▶ [Problem requirements]
Output the material word for word. Leave each picture out.

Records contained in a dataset
◆ ◆ ◆

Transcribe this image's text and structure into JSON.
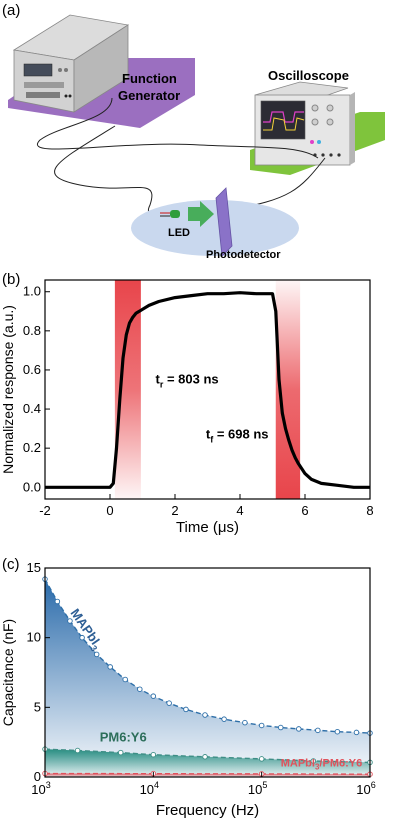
{
  "panel_a": {
    "label": "(a)",
    "function_generator_label_1": "Function",
    "function_generator_label_2": "Generator",
    "oscilloscope_label": "Oscilloscope",
    "led_label": "LED",
    "photodetector_label": "Photodetector",
    "colors": {
      "fg_platform": "#9b6fc0",
      "osc_platform": "#7fc43c",
      "table": "#c9d8ee",
      "detector": "#8a72c8",
      "arrow": "#3aa84a",
      "led": "#2f9e3c"
    }
  },
  "chart_data": [
    {
      "id": "b",
      "panel_label": "(b)",
      "type": "line",
      "xlabel": "Time (μs)",
      "ylabel": "Normalized response (a.u.)",
      "xlim": [
        -2,
        8
      ],
      "ylim": [
        -0.06,
        1.06
      ],
      "x_ticks": [
        -2,
        0,
        2,
        4,
        6,
        8
      ],
      "y_ticks": [
        0.0,
        0.2,
        0.4,
        0.6,
        0.8,
        1.0
      ],
      "y_tick_labels": [
        "0.0",
        "0.2",
        "0.4",
        "0.6",
        "0.8",
        "1.0"
      ],
      "grid": false,
      "series": [
        {
          "color": "#000000",
          "x": [
            -2,
            -1,
            0,
            0.1,
            0.2,
            0.3,
            0.4,
            0.5,
            0.6,
            0.7,
            0.8,
            0.9,
            1.0,
            1.2,
            1.5,
            2.0,
            2.5,
            3.0,
            3.5,
            4.0,
            4.5,
            4.8,
            5.0,
            5.1,
            5.2,
            5.3,
            5.4,
            5.5,
            5.6,
            5.7,
            5.8,
            6.0,
            6.2,
            6.5,
            7.0,
            7.5,
            8.0
          ],
          "y": [
            0.0,
            0.0,
            0.0,
            0.02,
            0.2,
            0.45,
            0.66,
            0.78,
            0.84,
            0.87,
            0.89,
            0.9,
            0.91,
            0.93,
            0.95,
            0.97,
            0.98,
            0.99,
            0.99,
            0.995,
            0.99,
            0.99,
            0.99,
            0.9,
            0.55,
            0.38,
            0.3,
            0.24,
            0.19,
            0.15,
            0.12,
            0.07,
            0.04,
            0.02,
            0.01,
            0.0,
            0.0
          ]
        }
      ],
      "highlight_regions": [
        {
          "x": [
            0.15,
            0.95
          ],
          "color": "#e8454b"
        },
        {
          "x": [
            5.1,
            5.85
          ],
          "color": "#e8454b"
        }
      ],
      "annotations": [
        {
          "name": "rise-time",
          "sym": "t",
          "sub": "r",
          "text": " = 803 ns",
          "x": 1.4,
          "y": 0.53
        },
        {
          "name": "fall-time",
          "sym": "t",
          "sub": "f",
          "text": " = 698 ns",
          "x": 2.95,
          "y": 0.25
        }
      ]
    },
    {
      "id": "c",
      "panel_label": "(c)",
      "type": "line",
      "xlabel": "Frequency (Hz)",
      "ylabel": "Capacitance (nF)",
      "x_scale": "log",
      "xlim": [
        1000,
        1000000
      ],
      "ylim": [
        0,
        15
      ],
      "x_ticks": [
        1000,
        10000,
        100000,
        1000000
      ],
      "x_tick_base": "10",
      "x_tick_exps": [
        "3",
        "4",
        "5",
        "6"
      ],
      "y_ticks": [
        0,
        5,
        10,
        15
      ],
      "y_tick_labels": [
        "0",
        "5",
        "10",
        "15"
      ],
      "grid": false,
      "series": [
        {
          "name": "MAPbI3",
          "label_main": "MAPbI",
          "label_sub": "3",
          "color": "#2e6fa8",
          "fill_top": "#1f63a6",
          "label_color": "#2e5f95",
          "x": [
            1000,
            1300,
            1700,
            2200,
            3000,
            4000,
            5500,
            7500,
            10000,
            14000,
            20000,
            30000,
            45000,
            70000,
            100000,
            150000,
            220000,
            330000,
            500000,
            750000,
            1000000
          ],
          "y": [
            14.2,
            12.6,
            11.2,
            10.0,
            8.8,
            7.9,
            7.0,
            6.3,
            5.8,
            5.3,
            4.85,
            4.45,
            4.15,
            3.9,
            3.7,
            3.55,
            3.45,
            3.35,
            3.25,
            3.2,
            3.15
          ]
        },
        {
          "name": "PM6:Y6",
          "label_main": "PM6:Y6",
          "label_sub": "",
          "color": "#3e8e86",
          "fill_top": "#1f8a7c",
          "label_color": "#2c6e5a",
          "x": [
            1000,
            2000,
            5000,
            10000,
            30000,
            100000,
            300000,
            1000000
          ],
          "y": [
            2.0,
            1.9,
            1.75,
            1.6,
            1.45,
            1.3,
            1.15,
            1.05
          ]
        },
        {
          "name": "MAPbI3/PM6:Y6",
          "label_main": "MAPbI",
          "label_sub": "3",
          "label_tail": "/PM6:Y6",
          "color": "#e0525c",
          "fill_top": "#e0525c",
          "label_color": "#e0525c",
          "x": [
            1000,
            10000,
            100000,
            1000000
          ],
          "y": [
            0.25,
            0.24,
            0.22,
            0.2
          ]
        }
      ]
    }
  ]
}
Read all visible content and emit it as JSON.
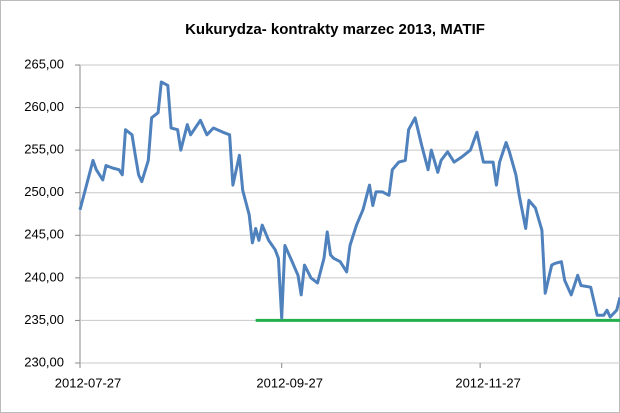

◆ ◆ ◆

▶ [The completed task]
Transcribe this image's text and structure into JSON.
{
  "panel_a": {
    "label": "(a)",
    "function_generator_label_1": "Function",
    "function_generator_label_2": "Generator",
    "oscilloscope_label": "Oscilloscope",
    "led_label": "LED",
    "photodetector_label": "Photodetector",
    "colors": {
      "fg_platform": "#9b6fc0",
      "osc_platform": "#7fc43c",
      "table": "#c9d8ee",
      "detector": "#8a72c8",
      "arrow": "#3aa84a",
      "led": "#2f9e3c"
    }
  },
  "chart_data": [
    {
      "id": "b",
      "panel_label": "(b)",
      "type": "line",
      "xlabel": "Time (μs)",
      "ylabel": "Normalized response (a.u.)",
      "xlim": [
        -2,
        8
      ],
      "ylim": [
        -0.06,
        1.06
      ],
      "x_ticks": [
        -2,
        0,
        2,
        4,
        6,
        8
      ],
      "y_ticks": [
        0.0,
        0.2,
        0.4,
        0.6,
        0.8,
        1.0
      ],
      "y_tick_labels": [
        "0.0",
        "0.2",
        "0.4",
        "0.6",
        "0.8",
        "1.0"
      ],
      "grid": false,
      "series": [
        {
          "color": "#000000",
          "x": [
            -2,
            -1,
            0,
            0.1,
            0.2,
            0.3,
            0.4,
            0.5,
            0.6,
            0.7,
            0.8,
            0.9,
            1.0,
            1.2,
            1.5,
            2.0,
            2.5,
            3.0,
            3.5,
            4.0,
            4.5,
            4.8,
            5.0,
            5.1,
            5.2,
            5.3,
            5.4,
            5.5,
            5.6,
            5.7,
            5.8,
            6.0,
            6.2,
            6.5,
            7.0,
            7.5,
            8.0
          ],
          "y": [
            0.0,
            0.0,
            0.0,
            0.02,
            0.2,
            0.45,
            0.66,
            0.78,
            0.84,
            0.87,
            0.89,
            0.9,
            0.91,
            0.93,
            0.95,
            0.97,
            0.98,
            0.99,
            0.99,
            0.995,
            0.99,
            0.99,
            0.99,
            0.9,
            0.55,
            0.38,
            0.3,
            0.24,
            0.19,
            0.15,
            0.12,
            0.07,
            0.04,
            0.02,
            0.01,
            0.0,
            0.0
          ]
        }
      ],
      "highlight_regions": [
        {
          "x": [
            0.15,
            0.95
          ],
          "color": "#e8454b"
        },
        {
          "x": [
            5.1,
            5.85
          ],
          "color": "#e8454b"
        }
      ],
      "annotations": [
        {
          "name": "rise-time",
          "sym": "t",
          "sub": "r",
          "text": " = 803 ns",
          "x": 1.4,
          "y": 0.53
        },
        {
          "name": "fall-time",
          "sym": "t",
          "sub": "f",
          "text": " = 698 ns",
          "x": 2.95,
          "y": 0.25
        }
      ]
    },
    {
      "id": "c",
      "panel_label": "(c)",
      "type": "line",
      "xlabel": "Frequency (Hz)",
      "ylabel": "Capacitance (nF)",
      "x_scale": "log",
      "xlim": [
        1000,
        1000000
      ],
      "ylim": [
        0,
        15
      ],
      "x_ticks": [
        1000,
        10000,
        100000,
        1000000
      ],
      "x_tick_base": "10",
      "x_tick_exps": [
        "3",
        "4",
        "5",
        "6"
      ],
      "y_ticks": [
        0,
        5,
        10,
        15
      ],
      "y_tick_labels": [
        "0",
        "5",
        "10",
        "15"
      ],
      "grid": false,
      "series": [
        {
          "name": "MAPbI3",
          "label_main": "MAPbI",
          "label_sub": "3",
          "color": "#2e6fa8",
          "fill_top": "#1f63a6",
          "label_color": "#2e5f95",
          "x": [
            1000,
            1300,
            1700,
            2200,
            3000,
            4000,
            5500,
            7500,
            10000,
            14000,
            20000,
            30000,
            45000,
            70000,
            100000,
            150000,
            220000,
            330000,
            500000,
            750000,
            1000000
          ],
          "y": [
            14.2,
            12.6,
            11.2,
            10.0,
            8.8,
            7.9,
            7.0,
            6.3,
            5.8,
            5.3,
            4.85,
            4.45,
            4.15,
            3.9,
            3.7,
            3.55,
            3.45,
            3.35,
            3.25,
            3.2,
            3.15
          ]
        },
        {
          "name": "PM6:Y6",
          "label_main": "PM6:Y6",
          "label_sub": "",
          "color": "#3e8e86",
          "fill_top": "#1f8a7c",
          "label_color": "#2c6e5a",
          "x": [
            1000,
            2000,
            5000,
            10000,
            30000,
            100000,
            300000,
            1000000
          ],
          "y": [
            2.0,
            1.9,
            1.75,
            1.6,
            1.45,
            1.3,
            1.15,
            1.05
          ]
        },
        {
          "name": "MAPbI3/PM6:Y6",
          "label_main": "MAPbI",
          "label_sub": "3",
          "label_tail": "/PM6:Y6",
          "color": "#e0525c",
          "fill_top": "#e0525c",
          "label_color": "#e0525c",
          "x": [
            1000,
            10000,
            100000,
            1000000
          ],
          "y": [
            0.25,
            0.24,
            0.22,
            0.2
          ]
        }
      ]
    }
  ]
}
Read all visible content and emit it as JSON.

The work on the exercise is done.